#### Record excerpts

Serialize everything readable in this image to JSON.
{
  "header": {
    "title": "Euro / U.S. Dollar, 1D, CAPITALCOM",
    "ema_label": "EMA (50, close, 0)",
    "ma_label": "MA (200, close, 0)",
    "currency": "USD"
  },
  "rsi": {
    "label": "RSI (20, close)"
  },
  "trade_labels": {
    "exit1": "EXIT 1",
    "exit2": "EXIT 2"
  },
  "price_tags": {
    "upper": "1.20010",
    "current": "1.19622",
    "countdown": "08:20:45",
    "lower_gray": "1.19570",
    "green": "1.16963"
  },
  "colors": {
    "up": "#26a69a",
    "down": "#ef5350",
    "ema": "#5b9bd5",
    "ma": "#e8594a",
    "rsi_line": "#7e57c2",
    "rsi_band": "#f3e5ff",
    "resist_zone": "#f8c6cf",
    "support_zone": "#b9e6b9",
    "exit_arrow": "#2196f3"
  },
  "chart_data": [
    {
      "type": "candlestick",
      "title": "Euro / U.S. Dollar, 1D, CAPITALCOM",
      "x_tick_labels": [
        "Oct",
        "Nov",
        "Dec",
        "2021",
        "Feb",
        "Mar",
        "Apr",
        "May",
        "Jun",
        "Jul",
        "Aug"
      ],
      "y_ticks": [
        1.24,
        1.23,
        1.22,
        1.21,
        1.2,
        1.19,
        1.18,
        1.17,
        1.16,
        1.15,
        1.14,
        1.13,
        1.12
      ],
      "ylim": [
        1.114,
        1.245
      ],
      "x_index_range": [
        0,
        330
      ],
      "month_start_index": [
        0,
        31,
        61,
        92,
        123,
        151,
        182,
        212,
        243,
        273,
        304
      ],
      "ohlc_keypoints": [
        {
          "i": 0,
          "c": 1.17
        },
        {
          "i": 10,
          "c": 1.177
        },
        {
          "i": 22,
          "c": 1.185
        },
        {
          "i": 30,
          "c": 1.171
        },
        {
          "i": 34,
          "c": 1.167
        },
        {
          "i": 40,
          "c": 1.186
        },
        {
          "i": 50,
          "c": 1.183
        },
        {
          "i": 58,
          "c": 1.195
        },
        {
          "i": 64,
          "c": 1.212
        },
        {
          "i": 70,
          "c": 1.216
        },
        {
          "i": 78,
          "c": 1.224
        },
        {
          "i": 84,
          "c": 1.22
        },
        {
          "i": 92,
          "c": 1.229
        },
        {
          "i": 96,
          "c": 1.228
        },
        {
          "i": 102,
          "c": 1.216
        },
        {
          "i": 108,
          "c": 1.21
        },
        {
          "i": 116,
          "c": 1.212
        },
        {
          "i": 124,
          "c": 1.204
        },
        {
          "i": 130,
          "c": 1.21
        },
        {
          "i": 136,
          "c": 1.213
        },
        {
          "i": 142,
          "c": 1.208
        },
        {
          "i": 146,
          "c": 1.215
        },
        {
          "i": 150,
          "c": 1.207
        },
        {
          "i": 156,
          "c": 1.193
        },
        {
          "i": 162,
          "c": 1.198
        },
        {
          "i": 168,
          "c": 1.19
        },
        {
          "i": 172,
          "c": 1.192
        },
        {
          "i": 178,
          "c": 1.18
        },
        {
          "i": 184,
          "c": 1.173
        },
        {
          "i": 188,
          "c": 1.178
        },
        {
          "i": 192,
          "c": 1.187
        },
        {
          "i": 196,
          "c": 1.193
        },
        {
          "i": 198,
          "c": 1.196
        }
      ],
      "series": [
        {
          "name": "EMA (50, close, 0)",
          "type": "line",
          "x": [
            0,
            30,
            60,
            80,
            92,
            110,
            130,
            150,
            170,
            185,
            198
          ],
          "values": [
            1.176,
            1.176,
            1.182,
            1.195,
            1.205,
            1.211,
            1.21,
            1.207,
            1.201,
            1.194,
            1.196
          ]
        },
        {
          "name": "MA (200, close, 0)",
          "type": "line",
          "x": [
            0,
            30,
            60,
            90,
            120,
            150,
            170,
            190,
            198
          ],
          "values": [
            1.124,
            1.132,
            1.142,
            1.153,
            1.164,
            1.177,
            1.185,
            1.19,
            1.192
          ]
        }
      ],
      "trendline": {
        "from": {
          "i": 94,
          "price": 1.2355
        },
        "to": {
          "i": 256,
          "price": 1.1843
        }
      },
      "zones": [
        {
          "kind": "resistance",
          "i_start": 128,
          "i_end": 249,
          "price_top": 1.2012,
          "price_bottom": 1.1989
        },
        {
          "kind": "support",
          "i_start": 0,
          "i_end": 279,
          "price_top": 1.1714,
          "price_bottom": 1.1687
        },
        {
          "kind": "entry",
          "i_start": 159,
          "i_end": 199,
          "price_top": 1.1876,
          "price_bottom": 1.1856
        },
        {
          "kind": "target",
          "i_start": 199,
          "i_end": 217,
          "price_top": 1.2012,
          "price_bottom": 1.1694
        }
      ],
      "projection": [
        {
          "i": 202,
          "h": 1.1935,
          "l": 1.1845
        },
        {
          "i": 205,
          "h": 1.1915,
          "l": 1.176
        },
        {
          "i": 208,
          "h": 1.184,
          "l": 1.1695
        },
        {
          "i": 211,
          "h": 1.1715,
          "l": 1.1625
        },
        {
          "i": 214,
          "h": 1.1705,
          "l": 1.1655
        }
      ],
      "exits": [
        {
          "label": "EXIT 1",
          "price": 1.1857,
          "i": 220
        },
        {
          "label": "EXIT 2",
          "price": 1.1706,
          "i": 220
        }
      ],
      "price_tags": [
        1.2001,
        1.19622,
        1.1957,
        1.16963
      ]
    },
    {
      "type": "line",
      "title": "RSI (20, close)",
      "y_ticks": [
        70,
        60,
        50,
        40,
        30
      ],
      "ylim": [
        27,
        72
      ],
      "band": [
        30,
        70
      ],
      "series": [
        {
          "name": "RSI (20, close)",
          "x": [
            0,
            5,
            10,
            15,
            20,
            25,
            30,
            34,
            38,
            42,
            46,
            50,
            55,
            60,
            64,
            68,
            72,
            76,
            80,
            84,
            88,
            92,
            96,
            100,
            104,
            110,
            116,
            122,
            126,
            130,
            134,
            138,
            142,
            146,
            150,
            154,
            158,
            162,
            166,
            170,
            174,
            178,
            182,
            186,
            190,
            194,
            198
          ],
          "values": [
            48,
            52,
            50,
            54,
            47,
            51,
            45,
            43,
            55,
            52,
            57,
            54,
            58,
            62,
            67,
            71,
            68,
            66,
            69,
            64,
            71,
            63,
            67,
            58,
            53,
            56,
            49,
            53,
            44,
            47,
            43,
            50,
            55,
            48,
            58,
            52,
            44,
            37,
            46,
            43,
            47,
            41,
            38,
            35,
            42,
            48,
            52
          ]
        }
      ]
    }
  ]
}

########

▶ _Exercise brief_: Repeat each record exactly, leaving nothing out.

▶ _Exercise answer_:
Serialize everything readable in this image to JSON.
{
  "header": {
    "title": "Euro / U.S. Dollar, 1D, CAPITALCOM",
    "ema_label": "EMA (50, close, 0)",
    "ma_label": "MA (200, close, 0)",
    "currency": "USD"
  },
  "rsi": {
    "label": "RSI (20, close)"
  },
  "trade_labels": {
    "exit1": "EXIT 1",
    "exit2": "EXIT 2"
  },
  "price_tags": {
    "upper": "1.20010",
    "current": "1.19622",
    "countdown": "08:20:45",
    "lower_gray": "1.19570",
    "green": "1.16963"
  },
  "colors": {
    "up": "#26a69a",
    "down": "#ef5350",
    "ema": "#5b9bd5",
    "ma": "#e8594a",
    "rsi_line": "#7e57c2",
    "rsi_band": "#f3e5ff",
    "resist_zone": "#f8c6cf",
    "support_zone": "#b9e6b9",
    "exit_arrow": "#2196f3"
  },
  "chart_data": [
    {
      "type": "candlestick",
      "title": "Euro / U.S. Dollar, 1D, CAPITALCOM",
      "x_tick_labels": [
        "Oct",
        "Nov",
        "Dec",
        "2021",
        "Feb",
        "Mar",
        "Apr",
        "May",
        "Jun",
        "Jul",
        "Aug"
      ],
      "y_ticks": [
        1.24,
        1.23,
        1.22,
        1.21,
        1.2,
        1.19,
        1.18,
        1.17,
        1.16,
        1.15,
        1.14,
        1.13,
        1.12
      ],
      "ylim": [
        1.114,
        1.245
      ],
      "x_index_range": [
        0,
        330
      ],
      "month_start_index": [
        0,
        31,
        61,
        92,
        123,
        151,
        182,
        212,
        243,
        273,
        304
      ],
      "ohlc_keypoints": [
        {
          "i": 0,
          "c": 1.17
        },
        {
          "i": 10,
          "c": 1.177
        },
        {
          "i": 22,
          "c": 1.185
        },
        {
          "i": 30,
          "c": 1.171
        },
        {
          "i": 34,
          "c": 1.167
        },
        {
          "i": 40,
          "c": 1.186
        },
        {
          "i": 50,
          "c": 1.183
        },
        {
          "i": 58,
          "c": 1.195
        },
        {
          "i": 64,
          "c": 1.212
        },
        {
          "i": 70,
          "c": 1.216
        },
        {
          "i": 78,
          "c": 1.224
        },
        {
          "i": 84,
          "c": 1.22
        },
        {
          "i": 92,
          "c": 1.229
        },
        {
          "i": 96,
          "c": 1.228
        },
        {
          "i": 102,
          "c": 1.216
        },
        {
          "i": 108,
          "c": 1.21
        },
        {
          "i": 116,
          "c": 1.212
        },
        {
          "i": 124,
          "c": 1.204
        },
        {
          "i": 130,
          "c": 1.21
        },
        {
          "i": 136,
          "c": 1.213
        },
        {
          "i": 142,
          "c": 1.208
        },
        {
          "i": 146,
          "c": 1.215
        },
        {
          "i": 150,
          "c": 1.207
        },
        {
          "i": 156,
          "c": 1.193
        },
        {
          "i": 162,
          "c": 1.198
        },
        {
          "i": 168,
          "c": 1.19
        },
        {
          "i": 172,
          "c": 1.192
        },
        {
          "i": 178,
          "c": 1.18
        },
        {
          "i": 184,
          "c": 1.173
        },
        {
          "i": 188,
          "c": 1.178
        },
        {
          "i": 192,
          "c": 1.187
        },
        {
          "i": 196,
          "c": 1.193
        },
        {
          "i": 198,
          "c": 1.196
        }
      ],
      "series": [
        {
          "name": "EMA (50, close, 0)",
          "type": "line",
          "x": [
            0,
            30,
            60,
            80,
            92,
            110,
            130,
            150,
            170,
            185,
            198
          ],
          "values": [
            1.176,
            1.176,
            1.182,
            1.195,
            1.205,
            1.211,
            1.21,
            1.207,
            1.201,
            1.194,
            1.196
          ]
        },
        {
          "name": "MA (200, close, 0)",
          "type": "line",
          "x": [
            0,
            30,
            60,
            90,
            120,
            150,
            170,
            190,
            198
          ],
          "values": [
            1.124,
            1.132,
            1.142,
            1.153,
            1.164,
            1.177,
            1.185,
            1.19,
            1.192
          ]
        }
      ],
      "trendline": {
        "from": {
          "i": 94,
          "price": 1.2355
        },
        "to": {
          "i": 256,
          "price": 1.1843
        }
      },
      "zones": [
        {
          "kind": "resistance",
          "i_start": 128,
          "i_end": 249,
          "price_top": 1.2012,
          "price_bottom": 1.1989
        },
        {
          "kind": "support",
          "i_start": 0,
          "i_end": 279,
          "price_top": 1.1714,
          "price_bottom": 1.1687
        },
        {
          "kind": "entry",
          "i_start": 159,
          "i_end": 199,
          "price_top": 1.1876,
          "price_bottom": 1.1856
        },
        {
          "kind": "target",
          "i_start": 199,
          "i_end": 217,
          "price_top": 1.2012,
          "price_bottom": 1.1694
        }
      ],
      "projection": [
        {
          "i": 202,
          "h": 1.1935,
          "l": 1.1845
        },
        {
          "i": 205,
          "h": 1.1915,
          "l": 1.176
        },
        {
          "i": 208,
          "h": 1.184,
          "l": 1.1695
        },
        {
          "i": 211,
          "h": 1.1715,
          "l": 1.1625
        },
        {
          "i": 214,
          "h": 1.1705,
          "l": 1.1655
        }
      ],
      "exits": [
        {
          "label": "EXIT 1",
          "price": 1.1857,
          "i": 220
        },
        {
          "label": "EXIT 2",
          "price": 1.1706,
          "i": 220
        }
      ],
      "price_tags": [
        1.2001,
        1.19622,
        1.1957,
        1.16963
      ]
    },
    {
      "type": "line",
      "title": "RSI (20, close)",
      "y_ticks": [
        70,
        60,
        50,
        40,
        30
      ],
      "ylim": [
        27,
        72
      ],
      "band": [
        30,
        70
      ],
      "series": [
        {
          "name": "RSI (20, close)",
          "x": [
            0,
            5,
            10,
            15,
            20,
            25,
            30,
            34,
            38,
            42,
            46,
            50,
            55,
            60,
            64,
            68,
            72,
            76,
            80,
            84,
            88,
            92,
            96,
            100,
            104,
            110,
            116,
            122,
            126,
            130,
            134,
            138,
            142,
            146,
            150,
            154,
            158,
            162,
            166,
            170,
            174,
            178,
            182,
            186,
            190,
            194,
            198
          ],
          "values": [
            48,
            52,
            50,
            54,
            47,
            51,
            45,
            43,
            55,
            52,
            57,
            54,
            58,
            62,
            67,
            71,
            68,
            66,
            69,
            64,
            71,
            63,
            67,
            58,
            53,
            56,
            49,
            53,
            44,
            47,
            43,
            50,
            55,
            48,
            58,
            52,
            44,
            37,
            46,
            43,
            47,
            41,
            38,
            35,
            42,
            48,
            52
          ]
        }
      ]
    }
  ]
}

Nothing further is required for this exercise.